** START INPUT ROWS **

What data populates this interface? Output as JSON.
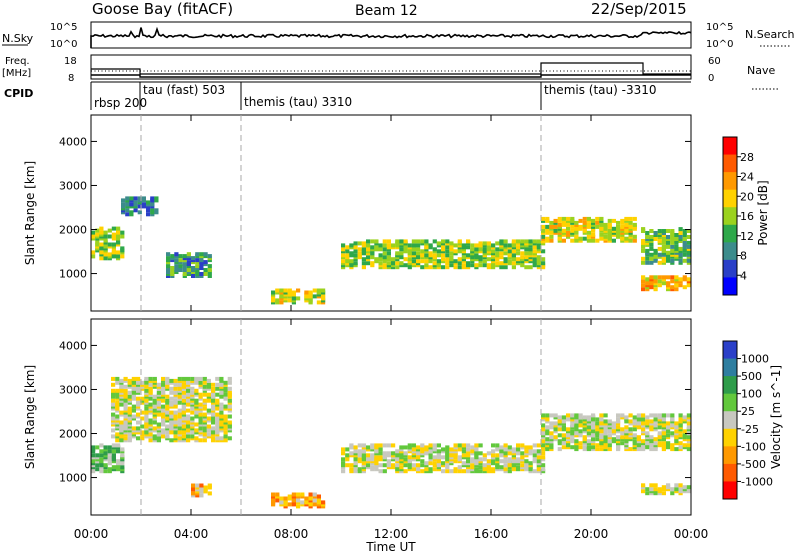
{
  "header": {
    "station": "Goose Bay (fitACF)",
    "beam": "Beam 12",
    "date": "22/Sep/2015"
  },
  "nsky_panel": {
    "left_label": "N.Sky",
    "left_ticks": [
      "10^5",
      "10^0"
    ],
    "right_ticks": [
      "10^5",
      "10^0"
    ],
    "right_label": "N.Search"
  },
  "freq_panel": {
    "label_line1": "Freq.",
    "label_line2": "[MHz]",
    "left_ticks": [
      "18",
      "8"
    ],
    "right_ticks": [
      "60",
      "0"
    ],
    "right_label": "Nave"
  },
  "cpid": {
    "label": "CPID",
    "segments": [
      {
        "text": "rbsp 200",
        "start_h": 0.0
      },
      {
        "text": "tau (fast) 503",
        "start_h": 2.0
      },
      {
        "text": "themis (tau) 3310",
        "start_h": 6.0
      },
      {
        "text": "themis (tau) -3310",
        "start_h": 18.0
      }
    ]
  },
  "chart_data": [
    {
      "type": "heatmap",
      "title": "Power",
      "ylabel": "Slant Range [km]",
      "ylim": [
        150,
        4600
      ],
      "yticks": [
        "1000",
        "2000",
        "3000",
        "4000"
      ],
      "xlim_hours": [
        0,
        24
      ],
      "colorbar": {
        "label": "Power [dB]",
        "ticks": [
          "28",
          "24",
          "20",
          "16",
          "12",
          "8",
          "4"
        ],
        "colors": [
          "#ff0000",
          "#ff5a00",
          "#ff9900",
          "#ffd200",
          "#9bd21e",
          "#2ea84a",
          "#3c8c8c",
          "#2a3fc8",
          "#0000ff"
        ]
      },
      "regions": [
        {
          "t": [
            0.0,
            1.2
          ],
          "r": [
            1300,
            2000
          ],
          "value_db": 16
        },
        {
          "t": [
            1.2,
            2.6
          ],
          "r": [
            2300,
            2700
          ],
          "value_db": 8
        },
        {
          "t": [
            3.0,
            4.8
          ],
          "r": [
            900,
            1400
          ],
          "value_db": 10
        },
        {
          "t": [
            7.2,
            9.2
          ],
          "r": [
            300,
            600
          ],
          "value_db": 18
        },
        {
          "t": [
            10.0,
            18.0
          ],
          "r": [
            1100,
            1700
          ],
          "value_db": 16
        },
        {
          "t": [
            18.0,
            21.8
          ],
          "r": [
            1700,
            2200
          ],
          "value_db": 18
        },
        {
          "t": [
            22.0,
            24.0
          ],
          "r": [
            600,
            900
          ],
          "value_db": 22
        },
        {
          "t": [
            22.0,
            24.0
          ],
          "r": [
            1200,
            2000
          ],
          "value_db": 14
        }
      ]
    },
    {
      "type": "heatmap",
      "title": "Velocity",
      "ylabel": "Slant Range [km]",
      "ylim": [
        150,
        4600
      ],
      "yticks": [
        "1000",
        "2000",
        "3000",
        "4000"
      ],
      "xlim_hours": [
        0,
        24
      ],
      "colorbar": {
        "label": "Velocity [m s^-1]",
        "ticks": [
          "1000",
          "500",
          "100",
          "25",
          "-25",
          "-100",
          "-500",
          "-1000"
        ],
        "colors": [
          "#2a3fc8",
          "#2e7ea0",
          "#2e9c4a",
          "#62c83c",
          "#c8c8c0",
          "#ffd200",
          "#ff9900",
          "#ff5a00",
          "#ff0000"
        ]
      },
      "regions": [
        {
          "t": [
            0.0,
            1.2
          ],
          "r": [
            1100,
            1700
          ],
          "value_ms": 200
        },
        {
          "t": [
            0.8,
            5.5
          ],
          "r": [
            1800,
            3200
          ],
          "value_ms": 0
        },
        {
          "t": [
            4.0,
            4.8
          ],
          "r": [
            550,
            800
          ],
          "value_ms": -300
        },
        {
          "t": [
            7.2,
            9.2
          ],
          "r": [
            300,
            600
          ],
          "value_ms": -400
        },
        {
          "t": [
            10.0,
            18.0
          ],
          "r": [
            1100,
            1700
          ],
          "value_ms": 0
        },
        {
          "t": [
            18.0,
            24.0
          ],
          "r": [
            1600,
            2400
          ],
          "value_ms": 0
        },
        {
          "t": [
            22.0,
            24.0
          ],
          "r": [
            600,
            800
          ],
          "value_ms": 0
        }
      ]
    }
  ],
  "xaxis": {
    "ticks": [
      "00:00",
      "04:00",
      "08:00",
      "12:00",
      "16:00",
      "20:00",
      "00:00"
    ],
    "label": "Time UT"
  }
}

** END INPUT ROWS **

PROBLEM TO SOLVE
All the material shown above is to be copied exactly, with no pictures carried over.

FULL OUTPUT
What data populates this interface? Output as JSON.
{
  "header": {
    "station": "Goose Bay (fitACF)",
    "beam": "Beam 12",
    "date": "22/Sep/2015"
  },
  "nsky_panel": {
    "left_label": "N.Sky",
    "left_ticks": [
      "10^5",
      "10^0"
    ],
    "right_ticks": [
      "10^5",
      "10^0"
    ],
    "right_label": "N.Search"
  },
  "freq_panel": {
    "label_line1": "Freq.",
    "label_line2": "[MHz]",
    "left_ticks": [
      "18",
      "8"
    ],
    "right_ticks": [
      "60",
      "0"
    ],
    "right_label": "Nave"
  },
  "cpid": {
    "label": "CPID",
    "segments": [
      {
        "text": "rbsp 200",
        "start_h": 0.0
      },
      {
        "text": "tau (fast) 503",
        "start_h": 2.0
      },
      {
        "text": "themis (tau) 3310",
        "start_h": 6.0
      },
      {
        "text": "themis (tau) -3310",
        "start_h": 18.0
      }
    ]
  },
  "chart_data": [
    {
      "type": "heatmap",
      "title": "Power",
      "ylabel": "Slant Range [km]",
      "ylim": [
        150,
        4600
      ],
      "yticks": [
        "1000",
        "2000",
        "3000",
        "4000"
      ],
      "xlim_hours": [
        0,
        24
      ],
      "colorbar": {
        "label": "Power [dB]",
        "ticks": [
          "28",
          "24",
          "20",
          "16",
          "12",
          "8",
          "4"
        ],
        "colors": [
          "#ff0000",
          "#ff5a00",
          "#ff9900",
          "#ffd200",
          "#9bd21e",
          "#2ea84a",
          "#3c8c8c",
          "#2a3fc8",
          "#0000ff"
        ]
      },
      "regions": [
        {
          "t": [
            0.0,
            1.2
          ],
          "r": [
            1300,
            2000
          ],
          "value_db": 16
        },
        {
          "t": [
            1.2,
            2.6
          ],
          "r": [
            2300,
            2700
          ],
          "value_db": 8
        },
        {
          "t": [
            3.0,
            4.8
          ],
          "r": [
            900,
            1400
          ],
          "value_db": 10
        },
        {
          "t": [
            7.2,
            9.2
          ],
          "r": [
            300,
            600
          ],
          "value_db": 18
        },
        {
          "t": [
            10.0,
            18.0
          ],
          "r": [
            1100,
            1700
          ],
          "value_db": 16
        },
        {
          "t": [
            18.0,
            21.8
          ],
          "r": [
            1700,
            2200
          ],
          "value_db": 18
        },
        {
          "t": [
            22.0,
            24.0
          ],
          "r": [
            600,
            900
          ],
          "value_db": 22
        },
        {
          "t": [
            22.0,
            24.0
          ],
          "r": [
            1200,
            2000
          ],
          "value_db": 14
        }
      ]
    },
    {
      "type": "heatmap",
      "title": "Velocity",
      "ylabel": "Slant Range [km]",
      "ylim": [
        150,
        4600
      ],
      "yticks": [
        "1000",
        "2000",
        "3000",
        "4000"
      ],
      "xlim_hours": [
        0,
        24
      ],
      "colorbar": {
        "label": "Velocity [m s^-1]",
        "ticks": [
          "1000",
          "500",
          "100",
          "25",
          "-25",
          "-100",
          "-500",
          "-1000"
        ],
        "colors": [
          "#2a3fc8",
          "#2e7ea0",
          "#2e9c4a",
          "#62c83c",
          "#c8c8c0",
          "#ffd200",
          "#ff9900",
          "#ff5a00",
          "#ff0000"
        ]
      },
      "regions": [
        {
          "t": [
            0.0,
            1.2
          ],
          "r": [
            1100,
            1700
          ],
          "value_ms": 200
        },
        {
          "t": [
            0.8,
            5.5
          ],
          "r": [
            1800,
            3200
          ],
          "value_ms": 0
        },
        {
          "t": [
            4.0,
            4.8
          ],
          "r": [
            550,
            800
          ],
          "value_ms": -300
        },
        {
          "t": [
            7.2,
            9.2
          ],
          "r": [
            300,
            600
          ],
          "value_ms": -400
        },
        {
          "t": [
            10.0,
            18.0
          ],
          "r": [
            1100,
            1700
          ],
          "value_ms": 0
        },
        {
          "t": [
            18.0,
            24.0
          ],
          "r": [
            1600,
            2400
          ],
          "value_ms": 0
        },
        {
          "t": [
            22.0,
            24.0
          ],
          "r": [
            600,
            800
          ],
          "value_ms": 0
        }
      ]
    }
  ],
  "xaxis": {
    "ticks": [
      "00:00",
      "04:00",
      "08:00",
      "12:00",
      "16:00",
      "20:00",
      "00:00"
    ],
    "label": "Time UT"
  }
}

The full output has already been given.